» **INFORMATION SUPPLIED**:
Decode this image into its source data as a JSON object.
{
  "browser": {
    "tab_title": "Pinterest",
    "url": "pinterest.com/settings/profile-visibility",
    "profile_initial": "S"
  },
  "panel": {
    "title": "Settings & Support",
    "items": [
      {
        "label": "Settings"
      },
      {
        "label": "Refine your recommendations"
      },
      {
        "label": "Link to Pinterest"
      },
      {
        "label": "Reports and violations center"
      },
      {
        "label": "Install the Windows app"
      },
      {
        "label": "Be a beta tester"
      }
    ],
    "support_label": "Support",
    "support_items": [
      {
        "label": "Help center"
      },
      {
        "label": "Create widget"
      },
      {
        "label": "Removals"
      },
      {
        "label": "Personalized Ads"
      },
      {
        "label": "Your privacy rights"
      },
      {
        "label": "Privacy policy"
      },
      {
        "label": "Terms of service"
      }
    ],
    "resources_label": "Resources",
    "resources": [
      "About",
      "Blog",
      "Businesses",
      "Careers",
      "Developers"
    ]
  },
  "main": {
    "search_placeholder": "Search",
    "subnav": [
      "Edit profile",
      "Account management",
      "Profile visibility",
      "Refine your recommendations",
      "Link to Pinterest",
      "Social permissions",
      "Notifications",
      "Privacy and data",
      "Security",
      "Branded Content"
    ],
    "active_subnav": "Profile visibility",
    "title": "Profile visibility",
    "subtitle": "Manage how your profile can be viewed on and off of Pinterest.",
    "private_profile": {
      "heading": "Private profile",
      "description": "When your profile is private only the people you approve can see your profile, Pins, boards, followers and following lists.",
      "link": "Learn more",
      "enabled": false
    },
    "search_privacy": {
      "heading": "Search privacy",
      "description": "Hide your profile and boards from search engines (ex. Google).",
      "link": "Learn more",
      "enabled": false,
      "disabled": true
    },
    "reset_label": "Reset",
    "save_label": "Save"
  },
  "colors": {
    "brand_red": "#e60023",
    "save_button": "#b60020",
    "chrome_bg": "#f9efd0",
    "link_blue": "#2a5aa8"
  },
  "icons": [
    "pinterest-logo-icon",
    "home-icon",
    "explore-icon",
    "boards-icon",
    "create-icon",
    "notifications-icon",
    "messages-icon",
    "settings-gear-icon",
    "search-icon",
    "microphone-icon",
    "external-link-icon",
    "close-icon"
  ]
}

» **PROBLEM**:
Your task is to repeat the data exactly; please include every line.

» **CORRECT RESULT**:
Decode this image into its source data as a JSON object.
{
  "browser": {
    "tab_title": "Pinterest",
    "url": "pinterest.com/settings/profile-visibility",
    "profile_initial": "S"
  },
  "panel": {
    "title": "Settings & Support",
    "items": [
      {
        "label": "Settings"
      },
      {
        "label": "Refine your recommendations"
      },
      {
        "label": "Link to Pinterest"
      },
      {
        "label": "Reports and violations center"
      },
      {
        "label": "Install the Windows app"
      },
      {
        "label": "Be a beta tester"
      }
    ],
    "support_label": "Support",
    "support_items": [
      {
        "label": "Help center"
      },
      {
        "label": "Create widget"
      },
      {
        "label": "Removals"
      },
      {
        "label": "Personalized Ads"
      },
      {
        "label": "Your privacy rights"
      },
      {
        "label": "Privacy policy"
      },
      {
        "label": "Terms of service"
      }
    ],
    "resources_label": "Resources",
    "resources": [
      "About",
      "Blog",
      "Businesses",
      "Careers",
      "Developers"
    ]
  },
  "main": {
    "search_placeholder": "Search",
    "subnav": [
      "Edit profile",
      "Account management",
      "Profile visibility",
      "Refine your recommendations",
      "Link to Pinterest",
      "Social permissions",
      "Notifications",
      "Privacy and data",
      "Security",
      "Branded Content"
    ],
    "active_subnav": "Profile visibility",
    "title": "Profile visibility",
    "subtitle": "Manage how your profile can be viewed on and off of Pinterest.",
    "private_profile": {
      "heading": "Private profile",
      "description": "When your profile is private only the people you approve can see your profile, Pins, boards, followers and following lists.",
      "link": "Learn more",
      "enabled": false
    },
    "search_privacy": {
      "heading": "Search privacy",
      "description": "Hide your profile and boards from search engines (ex. Google).",
      "link": "Learn more",
      "enabled": false,
      "disabled": true
    },
    "reset_label": "Reset",
    "save_label": "Save"
  },
  "colors": {
    "brand_red": "#e60023",
    "save_button": "#b60020",
    "chrome_bg": "#f9efd0",
    "link_blue": "#2a5aa8"
  },
  "icons": [
    "pinterest-logo-icon",
    "home-icon",
    "explore-icon",
    "boards-icon",
    "create-icon",
    "notifications-icon",
    "messages-icon",
    "settings-gear-icon",
    "search-icon",
    "microphone-icon",
    "external-link-icon",
    "close-icon"
  ]
}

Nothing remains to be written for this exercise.